Pull out from the material below all lines with "China".
>> Start TASK MATERIAL
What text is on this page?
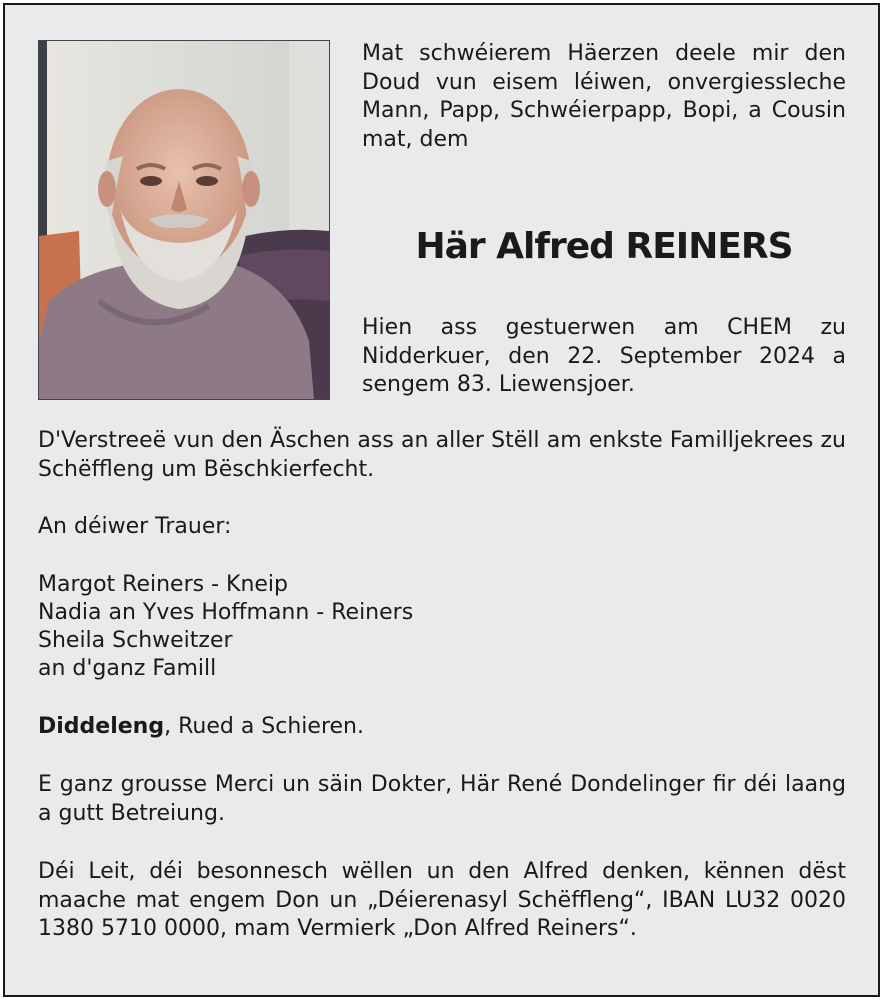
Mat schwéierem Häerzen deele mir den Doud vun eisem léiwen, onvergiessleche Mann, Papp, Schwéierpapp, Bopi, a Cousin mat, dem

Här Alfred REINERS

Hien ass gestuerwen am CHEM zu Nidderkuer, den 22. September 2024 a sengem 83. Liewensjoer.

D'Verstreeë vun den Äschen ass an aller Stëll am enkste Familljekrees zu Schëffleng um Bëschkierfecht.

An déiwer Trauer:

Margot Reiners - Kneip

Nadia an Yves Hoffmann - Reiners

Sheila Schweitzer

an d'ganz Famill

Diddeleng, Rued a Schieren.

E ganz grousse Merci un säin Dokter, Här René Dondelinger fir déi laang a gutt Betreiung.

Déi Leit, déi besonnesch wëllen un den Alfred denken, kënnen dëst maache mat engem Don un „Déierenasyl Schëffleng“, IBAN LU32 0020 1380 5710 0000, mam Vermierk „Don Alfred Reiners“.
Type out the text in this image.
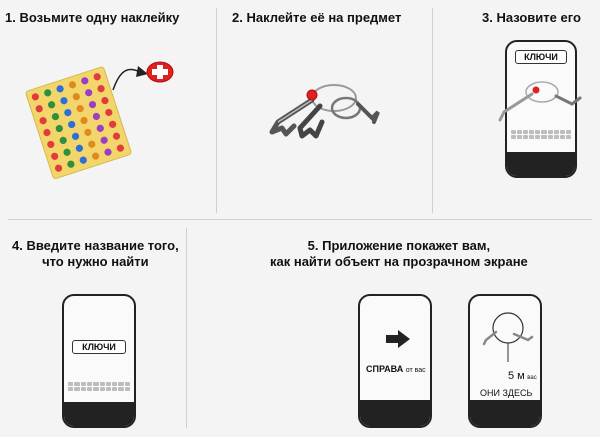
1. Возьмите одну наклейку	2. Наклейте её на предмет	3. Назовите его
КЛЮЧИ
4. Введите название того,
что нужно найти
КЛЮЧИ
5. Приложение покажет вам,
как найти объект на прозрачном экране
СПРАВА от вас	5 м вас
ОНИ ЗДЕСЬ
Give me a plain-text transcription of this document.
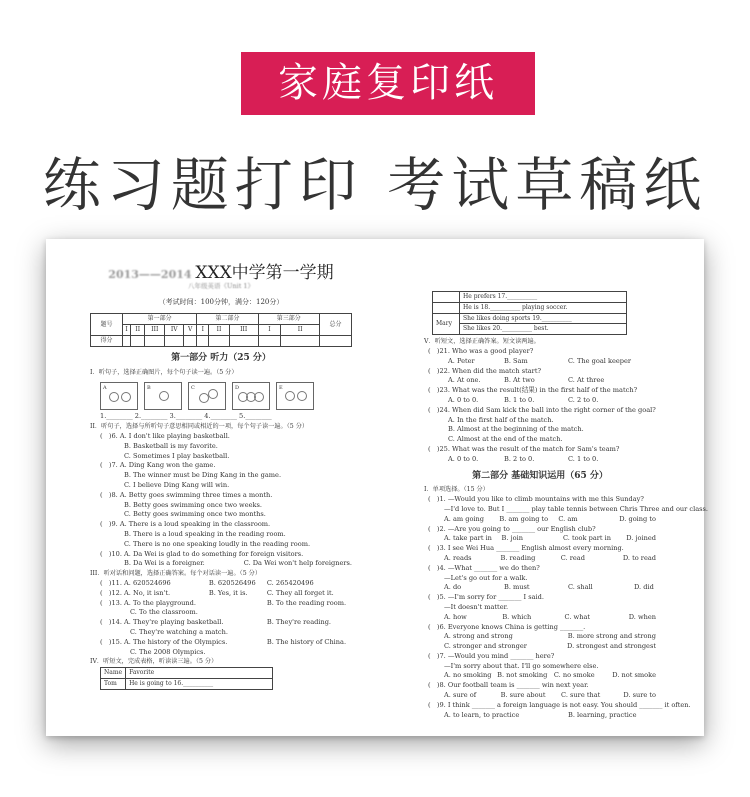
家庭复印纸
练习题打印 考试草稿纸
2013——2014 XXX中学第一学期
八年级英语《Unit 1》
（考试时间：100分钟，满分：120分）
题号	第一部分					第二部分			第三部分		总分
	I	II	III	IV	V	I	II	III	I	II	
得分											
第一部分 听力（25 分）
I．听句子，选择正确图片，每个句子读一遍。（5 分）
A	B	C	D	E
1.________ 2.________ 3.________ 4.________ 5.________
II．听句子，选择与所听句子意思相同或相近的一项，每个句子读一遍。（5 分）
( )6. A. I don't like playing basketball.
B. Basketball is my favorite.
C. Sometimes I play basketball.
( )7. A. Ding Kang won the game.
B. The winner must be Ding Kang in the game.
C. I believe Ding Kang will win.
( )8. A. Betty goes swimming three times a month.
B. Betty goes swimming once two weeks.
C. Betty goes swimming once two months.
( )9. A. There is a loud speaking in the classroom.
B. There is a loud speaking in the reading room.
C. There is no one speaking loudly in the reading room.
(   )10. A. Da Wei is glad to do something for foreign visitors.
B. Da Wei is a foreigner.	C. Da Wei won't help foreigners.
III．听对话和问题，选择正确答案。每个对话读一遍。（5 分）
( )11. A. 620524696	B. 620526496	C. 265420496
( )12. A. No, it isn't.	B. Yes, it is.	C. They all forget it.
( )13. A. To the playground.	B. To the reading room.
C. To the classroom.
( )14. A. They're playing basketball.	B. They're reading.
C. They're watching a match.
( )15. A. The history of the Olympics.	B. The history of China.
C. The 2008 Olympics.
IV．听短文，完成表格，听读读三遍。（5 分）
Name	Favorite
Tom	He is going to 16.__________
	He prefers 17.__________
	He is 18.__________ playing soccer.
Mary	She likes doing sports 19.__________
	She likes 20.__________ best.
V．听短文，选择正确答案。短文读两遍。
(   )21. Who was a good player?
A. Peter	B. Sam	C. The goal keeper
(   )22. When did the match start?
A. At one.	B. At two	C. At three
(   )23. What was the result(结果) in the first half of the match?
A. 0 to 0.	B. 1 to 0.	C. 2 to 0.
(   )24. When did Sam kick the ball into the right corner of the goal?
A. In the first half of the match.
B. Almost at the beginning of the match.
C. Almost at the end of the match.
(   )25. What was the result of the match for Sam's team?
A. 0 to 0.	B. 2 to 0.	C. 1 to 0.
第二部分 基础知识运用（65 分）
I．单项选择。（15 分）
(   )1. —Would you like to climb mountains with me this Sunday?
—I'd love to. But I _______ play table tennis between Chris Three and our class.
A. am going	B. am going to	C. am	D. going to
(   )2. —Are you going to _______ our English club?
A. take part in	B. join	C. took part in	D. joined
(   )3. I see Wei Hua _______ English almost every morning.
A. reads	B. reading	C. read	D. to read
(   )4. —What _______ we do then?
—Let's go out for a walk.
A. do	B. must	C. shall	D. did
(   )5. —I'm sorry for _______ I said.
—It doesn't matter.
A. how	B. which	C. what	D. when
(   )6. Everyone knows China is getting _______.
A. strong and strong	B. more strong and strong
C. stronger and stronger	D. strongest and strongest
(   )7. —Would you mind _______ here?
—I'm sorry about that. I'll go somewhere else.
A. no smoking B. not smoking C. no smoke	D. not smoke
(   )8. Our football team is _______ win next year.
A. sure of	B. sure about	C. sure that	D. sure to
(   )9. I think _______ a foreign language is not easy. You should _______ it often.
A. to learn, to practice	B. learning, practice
>> End TASK MATERIAL
CORRECT RESULT:
( )15. A. The history of the Olympics.	B. The history of China.
(   )6. Everyone knows China is getting _______.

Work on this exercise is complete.